**TASKS TO PERFORM:**
(1) From the Sichuan University passage, return the text word for word, starting with "Sichuan University has" and going on through "First-Class construction cycle.".
(2) Answer these from the Sichuan University passage:
(a) How many broad disciplinary categories do the university's academic programs span?
(b) How many Sichuan University disciplines were selected in the first Double First-Class discipline list?
(c) In what year was the State Key Laboratory of Oral Diseases approved?

Sichuan University is a comprehensive research university directly administered by the Ministry of Education of the People's Republic of China. Its academic programs span 13 broad disciplinary categories: literature, science, engineering, medicine, economics, management, law, history, philosophy, agriculture, education, the arts, and interdisciplinary studies. The university reported 37 discipline-based schools and departments, in addition to the Overseas Education College, in 2026.

Sichuan University has been included in China's national programs for developing research universities, including Project 211, Project 985, and the Double First-Class Construction. In the first Double First-Class discipline list published by the Ministry of Education, six Sichuan University disciplines were selected: mathematics, chemistry, materials science and engineering, basic medicine, stomatology, and nursing. The same six disciplines formed the university's core disciplines during the second Double First-Class construction cycle.

Undergraduate education combines disciplinary training with general education and interdisciplinary programs. The Ministry of Education reported in 2021 that Sichuan University had 64 nationally recognized first-class undergraduate courses at that time and had introduced inquiry-based, small-class teaching across much of its undergraduate curriculum. Its national programs for foundational disciplines have included training bases in mathematics, chemistry, biology, basic medicine, and Chinese language and literature. In 2025, the Ministry of Education described the university as expanding doctoral and interdisciplinary training in areas including artificial intelligence, medical technology, carbon-neutral technologies, new energy, and new materials.

Medical education is organized through the West China Medical Center, whose modern institutional lineage derives from West China Union University. Its principal teaching units include the West China School of Basic Medical Sciences and Forensic Medicine, West China School of Clinical Medicine, West China School of Stomatology, West China School of Public Health, and West China School of Pharmacy. Clinical training and medical research are closely connected with the university's West China hospitals, including West China Hospital, West China Second University Hospital, West China Hospital of Stomatology, and West China Fourth Hospital.

===Research===

Sichuan University conducts research across the natural sciences, engineering, medicine, and the humanities and social sciences. In 2026, the university reported one national major science and technology infrastructure facility, 19 other national-level research platforms—including national laboratories, engineering research centers, clinical research centers, and engineering laboratories—four newly organized national research platforms, and four national research platforms in the social sciences.

National laboratories associated with the university include the National Key Laboratory of Biotherapy (生物治疗全国重点实验室), the National Key Laboratory of Oral Disease Prevention and Control (口腔疾病防治全国重点实验室), and the National Key Laboratory of Mountain River Protection and Governance (山区河流保护与治理全国重点实验室). The oral-disease laboratory originated as the State Key Laboratory of Oral Diseases, approved in 2007, and was reorganized under its present name in 2023.

Biomedical and clinical research form a substantial part of the university's research output. The West China medical institutions operate national clinical and translational research platforms in areas including oral disease, biotherapy, and clinical medicine. Engineering and physical-science research is concentrated particularly in materials, polymers, chemistry, chemical engineering, water resources, biomedical engineering, electronics, and energy technologies.

**EXTRACTED MATERIAL:**
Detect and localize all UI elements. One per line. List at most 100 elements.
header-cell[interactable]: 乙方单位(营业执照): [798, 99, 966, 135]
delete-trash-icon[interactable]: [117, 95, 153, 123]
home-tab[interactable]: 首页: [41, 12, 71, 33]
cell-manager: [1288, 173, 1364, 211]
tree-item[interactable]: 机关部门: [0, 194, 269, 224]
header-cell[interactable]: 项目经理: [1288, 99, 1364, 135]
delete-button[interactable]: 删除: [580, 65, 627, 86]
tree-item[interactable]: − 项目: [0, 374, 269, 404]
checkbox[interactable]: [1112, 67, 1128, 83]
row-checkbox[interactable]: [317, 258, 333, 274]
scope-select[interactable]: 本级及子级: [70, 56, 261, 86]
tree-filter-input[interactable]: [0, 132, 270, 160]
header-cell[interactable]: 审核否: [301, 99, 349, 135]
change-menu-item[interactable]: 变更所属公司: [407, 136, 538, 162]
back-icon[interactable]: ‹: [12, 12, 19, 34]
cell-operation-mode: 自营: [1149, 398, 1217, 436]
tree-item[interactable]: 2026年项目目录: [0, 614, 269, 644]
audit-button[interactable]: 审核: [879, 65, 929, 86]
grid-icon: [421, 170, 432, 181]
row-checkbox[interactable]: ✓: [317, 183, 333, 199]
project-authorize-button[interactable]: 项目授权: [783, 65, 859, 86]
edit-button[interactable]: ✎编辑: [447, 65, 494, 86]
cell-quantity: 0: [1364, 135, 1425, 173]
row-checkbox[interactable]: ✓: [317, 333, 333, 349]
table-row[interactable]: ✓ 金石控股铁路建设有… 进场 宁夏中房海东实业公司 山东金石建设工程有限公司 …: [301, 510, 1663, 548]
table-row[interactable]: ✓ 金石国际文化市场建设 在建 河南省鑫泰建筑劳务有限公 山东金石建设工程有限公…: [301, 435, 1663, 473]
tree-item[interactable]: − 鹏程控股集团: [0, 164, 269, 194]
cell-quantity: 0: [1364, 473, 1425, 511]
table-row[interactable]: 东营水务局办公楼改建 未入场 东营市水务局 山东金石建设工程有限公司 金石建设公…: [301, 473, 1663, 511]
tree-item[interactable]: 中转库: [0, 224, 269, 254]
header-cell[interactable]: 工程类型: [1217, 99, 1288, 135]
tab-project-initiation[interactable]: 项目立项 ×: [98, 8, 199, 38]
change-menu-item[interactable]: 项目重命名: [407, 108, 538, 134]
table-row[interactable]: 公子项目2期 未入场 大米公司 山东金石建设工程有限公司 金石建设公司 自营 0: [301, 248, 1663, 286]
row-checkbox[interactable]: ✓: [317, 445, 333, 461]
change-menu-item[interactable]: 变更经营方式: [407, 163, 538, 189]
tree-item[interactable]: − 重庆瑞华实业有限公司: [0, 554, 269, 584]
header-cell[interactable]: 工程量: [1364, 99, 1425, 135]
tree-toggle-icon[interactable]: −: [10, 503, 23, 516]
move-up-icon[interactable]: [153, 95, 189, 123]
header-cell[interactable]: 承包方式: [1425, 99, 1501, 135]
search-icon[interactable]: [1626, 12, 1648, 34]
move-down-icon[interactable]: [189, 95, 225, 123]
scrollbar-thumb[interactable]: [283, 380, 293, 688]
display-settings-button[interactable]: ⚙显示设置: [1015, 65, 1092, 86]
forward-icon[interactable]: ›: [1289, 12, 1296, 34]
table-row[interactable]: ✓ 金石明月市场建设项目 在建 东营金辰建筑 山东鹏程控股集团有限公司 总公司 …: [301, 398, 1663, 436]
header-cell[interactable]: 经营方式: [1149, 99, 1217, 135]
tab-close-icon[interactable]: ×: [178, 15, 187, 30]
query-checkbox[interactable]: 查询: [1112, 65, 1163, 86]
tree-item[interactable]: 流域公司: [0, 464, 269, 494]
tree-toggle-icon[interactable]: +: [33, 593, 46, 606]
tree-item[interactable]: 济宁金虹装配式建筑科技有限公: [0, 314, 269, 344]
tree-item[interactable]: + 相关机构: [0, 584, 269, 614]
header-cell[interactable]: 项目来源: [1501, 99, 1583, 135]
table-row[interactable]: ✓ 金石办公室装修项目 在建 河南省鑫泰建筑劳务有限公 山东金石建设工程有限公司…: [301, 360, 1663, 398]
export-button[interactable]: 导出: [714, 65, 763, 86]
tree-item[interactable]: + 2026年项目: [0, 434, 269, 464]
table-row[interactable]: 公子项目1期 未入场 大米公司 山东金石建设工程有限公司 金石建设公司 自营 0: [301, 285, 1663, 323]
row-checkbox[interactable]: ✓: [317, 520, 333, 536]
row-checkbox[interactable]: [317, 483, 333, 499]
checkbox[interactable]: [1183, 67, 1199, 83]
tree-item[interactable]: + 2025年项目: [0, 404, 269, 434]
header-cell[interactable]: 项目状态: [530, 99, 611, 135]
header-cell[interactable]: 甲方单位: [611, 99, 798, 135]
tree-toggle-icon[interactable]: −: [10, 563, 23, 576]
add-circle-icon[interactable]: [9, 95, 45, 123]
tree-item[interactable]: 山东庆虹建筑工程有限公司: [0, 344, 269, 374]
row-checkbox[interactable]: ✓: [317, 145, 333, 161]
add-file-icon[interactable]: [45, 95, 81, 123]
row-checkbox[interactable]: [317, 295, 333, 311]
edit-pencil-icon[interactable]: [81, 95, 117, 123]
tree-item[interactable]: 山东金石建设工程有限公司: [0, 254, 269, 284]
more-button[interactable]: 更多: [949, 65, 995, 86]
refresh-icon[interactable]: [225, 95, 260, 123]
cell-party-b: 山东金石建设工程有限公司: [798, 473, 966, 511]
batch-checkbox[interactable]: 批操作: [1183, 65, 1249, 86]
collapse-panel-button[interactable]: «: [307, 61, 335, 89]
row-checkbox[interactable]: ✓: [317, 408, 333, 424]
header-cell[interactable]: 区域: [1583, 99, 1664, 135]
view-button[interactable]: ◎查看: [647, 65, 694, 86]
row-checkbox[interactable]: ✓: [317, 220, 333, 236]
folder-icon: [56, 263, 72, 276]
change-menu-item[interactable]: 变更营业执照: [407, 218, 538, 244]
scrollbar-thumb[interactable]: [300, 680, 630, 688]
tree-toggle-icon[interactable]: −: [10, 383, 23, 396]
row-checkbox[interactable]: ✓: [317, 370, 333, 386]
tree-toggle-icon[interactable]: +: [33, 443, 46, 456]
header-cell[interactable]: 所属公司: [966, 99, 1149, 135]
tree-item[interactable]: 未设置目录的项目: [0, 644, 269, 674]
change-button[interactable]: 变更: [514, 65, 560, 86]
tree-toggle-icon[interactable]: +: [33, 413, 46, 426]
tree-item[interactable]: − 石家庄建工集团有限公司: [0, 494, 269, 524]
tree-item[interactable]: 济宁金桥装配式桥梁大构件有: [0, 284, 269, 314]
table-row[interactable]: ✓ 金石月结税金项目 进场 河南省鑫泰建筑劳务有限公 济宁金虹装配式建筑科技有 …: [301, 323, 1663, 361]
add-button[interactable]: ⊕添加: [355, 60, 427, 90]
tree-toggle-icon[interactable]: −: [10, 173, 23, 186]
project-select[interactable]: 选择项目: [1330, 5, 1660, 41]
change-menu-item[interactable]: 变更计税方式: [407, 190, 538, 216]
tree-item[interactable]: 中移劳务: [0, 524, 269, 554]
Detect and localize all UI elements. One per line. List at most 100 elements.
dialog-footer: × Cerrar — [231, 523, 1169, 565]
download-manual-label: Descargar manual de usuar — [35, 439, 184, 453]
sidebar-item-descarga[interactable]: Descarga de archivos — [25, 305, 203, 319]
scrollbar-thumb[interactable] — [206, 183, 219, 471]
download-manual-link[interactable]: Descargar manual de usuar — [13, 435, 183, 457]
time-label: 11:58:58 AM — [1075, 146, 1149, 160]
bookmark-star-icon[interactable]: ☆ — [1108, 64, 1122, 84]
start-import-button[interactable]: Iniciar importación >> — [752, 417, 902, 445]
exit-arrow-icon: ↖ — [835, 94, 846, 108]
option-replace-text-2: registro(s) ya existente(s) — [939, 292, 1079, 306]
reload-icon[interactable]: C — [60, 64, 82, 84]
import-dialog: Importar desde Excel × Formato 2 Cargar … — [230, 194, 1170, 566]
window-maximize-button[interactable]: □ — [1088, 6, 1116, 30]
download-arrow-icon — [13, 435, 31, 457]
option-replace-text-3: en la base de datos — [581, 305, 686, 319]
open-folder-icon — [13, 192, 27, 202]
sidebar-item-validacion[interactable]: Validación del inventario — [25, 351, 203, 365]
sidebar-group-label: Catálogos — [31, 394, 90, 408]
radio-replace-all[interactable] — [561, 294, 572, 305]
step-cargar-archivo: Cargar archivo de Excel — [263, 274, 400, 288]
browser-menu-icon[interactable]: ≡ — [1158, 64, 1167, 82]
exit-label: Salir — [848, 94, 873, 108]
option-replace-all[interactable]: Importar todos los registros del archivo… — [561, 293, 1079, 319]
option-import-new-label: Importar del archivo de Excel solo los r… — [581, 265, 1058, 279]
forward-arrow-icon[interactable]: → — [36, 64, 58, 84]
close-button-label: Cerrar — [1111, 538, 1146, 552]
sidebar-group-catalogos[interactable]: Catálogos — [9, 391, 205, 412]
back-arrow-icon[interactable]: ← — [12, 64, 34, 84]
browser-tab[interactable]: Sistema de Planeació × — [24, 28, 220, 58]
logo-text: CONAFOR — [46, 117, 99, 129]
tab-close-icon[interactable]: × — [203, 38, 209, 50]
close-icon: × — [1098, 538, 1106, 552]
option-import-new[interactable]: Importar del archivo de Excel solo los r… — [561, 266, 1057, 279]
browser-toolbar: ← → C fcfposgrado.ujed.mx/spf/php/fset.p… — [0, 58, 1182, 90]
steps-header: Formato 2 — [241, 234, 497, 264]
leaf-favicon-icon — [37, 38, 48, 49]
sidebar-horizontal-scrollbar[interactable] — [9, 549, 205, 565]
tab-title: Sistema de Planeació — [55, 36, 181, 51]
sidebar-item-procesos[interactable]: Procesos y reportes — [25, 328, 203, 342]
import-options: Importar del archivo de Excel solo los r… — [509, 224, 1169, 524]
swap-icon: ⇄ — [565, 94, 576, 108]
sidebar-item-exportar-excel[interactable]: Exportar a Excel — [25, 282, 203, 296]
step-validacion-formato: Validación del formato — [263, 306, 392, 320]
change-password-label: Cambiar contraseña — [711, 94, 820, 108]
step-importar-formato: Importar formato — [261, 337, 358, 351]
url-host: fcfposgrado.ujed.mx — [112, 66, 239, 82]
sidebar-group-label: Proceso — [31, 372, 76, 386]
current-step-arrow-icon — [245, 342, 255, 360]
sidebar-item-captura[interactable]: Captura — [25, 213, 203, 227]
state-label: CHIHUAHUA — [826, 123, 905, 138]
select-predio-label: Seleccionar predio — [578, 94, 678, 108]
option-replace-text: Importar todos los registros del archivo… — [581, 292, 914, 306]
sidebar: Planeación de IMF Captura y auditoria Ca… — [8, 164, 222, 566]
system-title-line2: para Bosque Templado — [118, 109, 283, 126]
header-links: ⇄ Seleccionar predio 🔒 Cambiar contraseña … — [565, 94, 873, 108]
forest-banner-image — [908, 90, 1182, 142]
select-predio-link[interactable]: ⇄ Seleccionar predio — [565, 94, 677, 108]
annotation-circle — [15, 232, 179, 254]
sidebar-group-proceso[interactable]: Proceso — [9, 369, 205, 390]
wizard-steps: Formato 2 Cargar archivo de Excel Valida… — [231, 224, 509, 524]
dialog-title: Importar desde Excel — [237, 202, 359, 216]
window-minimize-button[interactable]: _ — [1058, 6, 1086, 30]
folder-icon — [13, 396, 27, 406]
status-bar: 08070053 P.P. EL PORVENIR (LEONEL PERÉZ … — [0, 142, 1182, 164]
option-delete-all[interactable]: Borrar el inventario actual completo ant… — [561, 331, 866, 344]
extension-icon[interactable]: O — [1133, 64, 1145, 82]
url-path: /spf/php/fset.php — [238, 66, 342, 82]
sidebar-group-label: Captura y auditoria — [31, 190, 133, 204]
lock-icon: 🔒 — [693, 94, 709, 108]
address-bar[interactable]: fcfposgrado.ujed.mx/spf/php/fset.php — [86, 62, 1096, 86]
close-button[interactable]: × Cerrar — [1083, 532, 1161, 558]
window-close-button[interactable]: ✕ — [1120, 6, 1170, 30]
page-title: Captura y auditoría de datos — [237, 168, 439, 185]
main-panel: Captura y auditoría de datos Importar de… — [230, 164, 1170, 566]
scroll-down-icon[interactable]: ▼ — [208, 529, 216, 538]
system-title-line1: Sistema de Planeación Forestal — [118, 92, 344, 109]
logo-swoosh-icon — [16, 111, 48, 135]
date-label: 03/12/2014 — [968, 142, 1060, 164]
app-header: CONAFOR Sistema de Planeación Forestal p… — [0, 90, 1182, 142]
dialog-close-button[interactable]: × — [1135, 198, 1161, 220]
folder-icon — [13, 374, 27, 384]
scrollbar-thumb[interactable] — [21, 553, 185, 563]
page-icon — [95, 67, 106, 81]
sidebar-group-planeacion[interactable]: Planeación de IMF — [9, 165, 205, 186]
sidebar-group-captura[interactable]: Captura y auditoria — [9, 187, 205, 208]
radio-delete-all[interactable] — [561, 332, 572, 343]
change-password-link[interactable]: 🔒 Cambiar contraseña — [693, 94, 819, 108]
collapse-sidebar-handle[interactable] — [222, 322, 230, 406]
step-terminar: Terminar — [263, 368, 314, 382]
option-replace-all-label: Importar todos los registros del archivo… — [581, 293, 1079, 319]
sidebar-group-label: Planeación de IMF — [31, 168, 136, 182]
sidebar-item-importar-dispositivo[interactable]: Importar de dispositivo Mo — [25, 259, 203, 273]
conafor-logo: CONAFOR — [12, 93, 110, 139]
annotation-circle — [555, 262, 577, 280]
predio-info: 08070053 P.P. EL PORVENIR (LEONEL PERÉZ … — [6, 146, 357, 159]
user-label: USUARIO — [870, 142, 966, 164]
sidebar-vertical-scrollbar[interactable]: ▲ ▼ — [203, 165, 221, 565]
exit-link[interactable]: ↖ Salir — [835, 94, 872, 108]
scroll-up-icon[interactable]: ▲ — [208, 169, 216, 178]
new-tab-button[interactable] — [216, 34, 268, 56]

**TASK-BY-TASK OUTPUTS:**
(1)
Sichuan University has been included in China's national programs for developing research universities, including Project 211, Project 985, and the Double First-Class Construction. In the first Double First-Class discipline list published by the Ministry of Education, six Sichuan University disciplines were selected: mathematics, chemistry, materials science and engineering, basic medicine, stomatology, and nursing. The same six disciplines formed the university's core disciplines during the second Double First-Class construction cycle.

(2)
(a) 13
(b) Six
(c) 2007